_SHORT EXERCISE:_ Pick out the lines below with "colors" and list them.

>> START

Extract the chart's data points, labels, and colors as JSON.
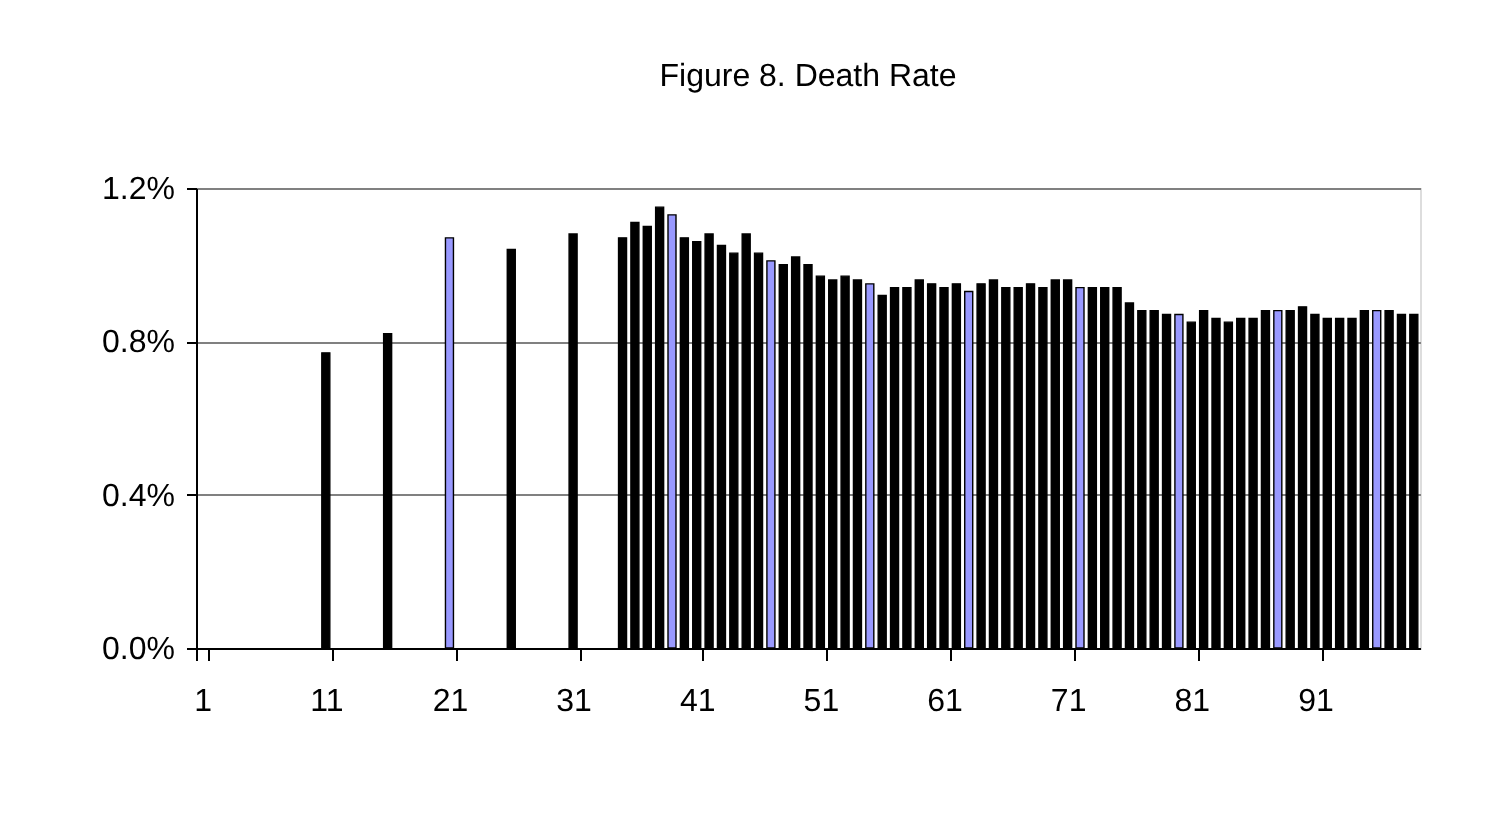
{
  "chart_data": {
    "type": "bar",
    "title": "Figure 8.  Death Rate",
    "categories": [
      "1",
      null,
      null,
      null,
      null,
      null,
      null,
      null,
      null,
      null,
      "11",
      null,
      null,
      null,
      null,
      null,
      null,
      null,
      null,
      null,
      "21",
      null,
      null,
      null,
      null,
      null,
      null,
      null,
      null,
      null,
      "31",
      null,
      null,
      null,
      null,
      null,
      null,
      null,
      null,
      null,
      "41",
      null,
      null,
      null,
      null,
      null,
      null,
      null,
      null,
      null,
      "51",
      null,
      null,
      null,
      null,
      null,
      null,
      null,
      null,
      null,
      "61",
      null,
      null,
      null,
      null,
      null,
      null,
      null,
      null,
      null,
      "71",
      null,
      null,
      null,
      null,
      null,
      null,
      null,
      null,
      null,
      "81",
      null,
      null,
      null,
      null,
      null,
      null,
      null,
      null,
      null,
      "91",
      null,
      null,
      null,
      null,
      null,
      null,
      null,
      null
    ],
    "values": [
      null,
      null,
      null,
      null,
      null,
      null,
      null,
      null,
      null,
      null,
      0.77,
      null,
      null,
      null,
      null,
      0.82,
      null,
      null,
      null,
      null,
      1.07,
      null,
      null,
      null,
      null,
      1.04,
      null,
      null,
      null,
      null,
      1.08,
      null,
      null,
      null,
      1.07,
      1.11,
      1.1,
      1.15,
      1.13,
      1.07,
      1.06,
      1.08,
      1.05,
      1.03,
      1.08,
      1.03,
      1.01,
      1.0,
      1.02,
      1.0,
      0.97,
      0.96,
      0.97,
      0.96,
      0.95,
      0.92,
      0.94,
      0.94,
      0.96,
      0.95,
      0.94,
      0.95,
      0.93,
      0.95,
      0.96,
      0.94,
      0.94,
      0.95,
      0.94,
      0.96,
      0.96,
      0.94,
      0.94,
      0.94,
      0.94,
      0.9,
      0.88,
      0.88,
      0.87,
      0.87,
      0.85,
      0.88,
      0.86,
      0.85,
      0.86,
      0.86,
      0.88,
      0.88,
      0.88,
      0.89,
      0.87,
      0.86,
      0.86,
      0.86,
      0.88,
      0.88,
      0.88,
      0.87,
      0.87
    ],
    "colors": [
      "#000000",
      "#000000",
      "#000000",
      "#000000",
      "#000000",
      "#000000",
      "#000000",
      "#000000",
      "#000000",
      "#000000",
      "#000000",
      "#000000",
      "#000000",
      "#000000",
      "#000000",
      "#000000",
      "#000000",
      "#000000",
      "#000000",
      "#000000",
      "#9999ff",
      "#000000",
      "#000000",
      "#000000",
      "#000000",
      "#000000",
      "#000000",
      "#000000",
      "#000000",
      "#000000",
      "#000000",
      "#000000",
      "#000000",
      "#000000",
      "#000000",
      "#000000",
      "#000000",
      "#000000",
      "#9999ff",
      "#000000",
      "#000000",
      "#000000",
      "#000000",
      "#000000",
      "#000000",
      "#000000",
      "#9999ff",
      "#000000",
      "#000000",
      "#000000",
      "#000000",
      "#000000",
      "#000000",
      "#000000",
      "#9999ff",
      "#000000",
      "#000000",
      "#000000",
      "#000000",
      "#000000",
      "#000000",
      "#000000",
      "#9999ff",
      "#000000",
      "#000000",
      "#000000",
      "#000000",
      "#000000",
      "#000000",
      "#000000",
      "#000000",
      "#9999ff",
      "#000000",
      "#000000",
      "#000000",
      "#000000",
      "#000000",
      "#000000",
      "#000000",
      "#9999ff",
      "#000000",
      "#000000",
      "#000000",
      "#000000",
      "#000000",
      "#000000",
      "#000000",
      "#9999ff",
      "#000000",
      "#000000",
      "#000000",
      "#000000",
      "#000000",
      "#000000",
      "#000000",
      "#9999ff",
      "#000000",
      "#000000",
      "#000000"
    ],
    "ylim": [
      0,
      1.2
    ],
    "yticks": [
      {
        "value": 0,
        "label": "0.0%"
      },
      {
        "value": 0.4,
        "label": "0.4%"
      },
      {
        "value": 0.8,
        "label": "0.8%"
      },
      {
        "value": 1.2,
        "label": "1.2%"
      }
    ],
    "grid": "y",
    "legend": false
  }
}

>> END

_FULL SOLUTION:_
Extract the chart's data points, labels, and colors as JSON.
    "colors": [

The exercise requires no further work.